▶ [TASK INSTRUCTIONS]:
Write the listing out again, all of it, word for word.

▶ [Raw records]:
_____

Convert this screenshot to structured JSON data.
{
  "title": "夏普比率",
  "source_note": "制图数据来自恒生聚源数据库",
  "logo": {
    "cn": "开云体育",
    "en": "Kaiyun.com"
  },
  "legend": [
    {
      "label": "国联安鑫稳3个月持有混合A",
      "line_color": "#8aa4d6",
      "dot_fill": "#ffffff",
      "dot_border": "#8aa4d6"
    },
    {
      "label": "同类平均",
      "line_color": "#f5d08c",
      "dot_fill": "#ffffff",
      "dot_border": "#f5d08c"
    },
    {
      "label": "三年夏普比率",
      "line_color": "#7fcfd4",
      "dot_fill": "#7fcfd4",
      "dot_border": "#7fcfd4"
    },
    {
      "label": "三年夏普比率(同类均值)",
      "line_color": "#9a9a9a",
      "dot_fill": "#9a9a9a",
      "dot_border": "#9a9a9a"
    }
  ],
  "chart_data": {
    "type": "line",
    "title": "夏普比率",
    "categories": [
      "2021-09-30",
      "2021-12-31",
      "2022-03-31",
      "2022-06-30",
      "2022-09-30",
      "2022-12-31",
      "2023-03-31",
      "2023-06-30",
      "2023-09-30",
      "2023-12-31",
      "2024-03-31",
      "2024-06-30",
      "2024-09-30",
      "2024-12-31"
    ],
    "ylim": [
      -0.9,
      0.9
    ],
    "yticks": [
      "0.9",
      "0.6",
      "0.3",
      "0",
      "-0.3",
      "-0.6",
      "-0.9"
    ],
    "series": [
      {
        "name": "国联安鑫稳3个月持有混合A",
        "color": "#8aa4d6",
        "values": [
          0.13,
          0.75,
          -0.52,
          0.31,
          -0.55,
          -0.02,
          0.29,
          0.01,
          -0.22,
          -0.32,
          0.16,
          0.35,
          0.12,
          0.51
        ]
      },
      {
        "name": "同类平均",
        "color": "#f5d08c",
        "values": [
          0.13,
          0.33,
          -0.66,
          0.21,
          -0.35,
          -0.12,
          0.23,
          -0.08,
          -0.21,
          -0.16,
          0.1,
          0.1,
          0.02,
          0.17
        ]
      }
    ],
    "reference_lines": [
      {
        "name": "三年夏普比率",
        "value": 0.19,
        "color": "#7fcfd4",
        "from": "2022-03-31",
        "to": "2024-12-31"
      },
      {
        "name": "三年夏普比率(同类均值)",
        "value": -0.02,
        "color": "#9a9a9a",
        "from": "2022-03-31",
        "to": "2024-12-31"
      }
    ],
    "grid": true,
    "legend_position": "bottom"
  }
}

_____

▶ [THE RESPONSE]:
Convert this screenshot to structured JSON data.
{
  "title": "夏普比率",
  "source_note": "制图数据来自恒生聚源数据库",
  "logo": {
    "cn": "开云体育",
    "en": "Kaiyun.com"
  },
  "legend": [
    {
      "label": "国联安鑫稳3个月持有混合A",
      "line_color": "#8aa4d6",
      "dot_fill": "#ffffff",
      "dot_border": "#8aa4d6"
    },
    {
      "label": "同类平均",
      "line_color": "#f5d08c",
      "dot_fill": "#ffffff",
      "dot_border": "#f5d08c"
    },
    {
      "label": "三年夏普比率",
      "line_color": "#7fcfd4",
      "dot_fill": "#7fcfd4",
      "dot_border": "#7fcfd4"
    },
    {
      "label": "三年夏普比率(同类均值)",
      "line_color": "#9a9a9a",
      "dot_fill": "#9a9a9a",
      "dot_border": "#9a9a9a"
    }
  ],
  "chart_data": {
    "type": "line",
    "title": "夏普比率",
    "categories": [
      "2021-09-30",
      "2021-12-31",
      "2022-03-31",
      "2022-06-30",
      "2022-09-30",
      "2022-12-31",
      "2023-03-31",
      "2023-06-30",
      "2023-09-30",
      "2023-12-31",
      "2024-03-31",
      "2024-06-30",
      "2024-09-30",
      "2024-12-31"
    ],
    "ylim": [
      -0.9,
      0.9
    ],
    "yticks": [
      "0.9",
      "0.6",
      "0.3",
      "0",
      "-0.3",
      "-0.6",
      "-0.9"
    ],
    "series": [
      {
        "name": "国联安鑫稳3个月持有混合A",
        "color": "#8aa4d6",
        "values": [
          0.13,
          0.75,
          -0.52,
          0.31,
          -0.55,
          -0.02,
          0.29,
          0.01,
          -0.22,
          -0.32,
          0.16,
          0.35,
          0.12,
          0.51
        ]
      },
      {
        "name": "同类平均",
        "color": "#f5d08c",
        "values": [
          0.13,
          0.33,
          -0.66,
          0.21,
          -0.35,
          -0.12,
          0.23,
          -0.08,
          -0.21,
          -0.16,
          0.1,
          0.1,
          0.02,
          0.17
        ]
      }
    ],
    "reference_lines": [
      {
        "name": "三年夏普比率",
        "value": 0.19,
        "color": "#7fcfd4",
        "from": "2022-03-31",
        "to": "2024-12-31"
      },
      {
        "name": "三年夏普比率(同类均值)",
        "value": -0.02,
        "color": "#9a9a9a",
        "from": "2022-03-31",
        "to": "2024-12-31"
      }
    ],
    "grid": true,
    "legend_position": "bottom"
  }
}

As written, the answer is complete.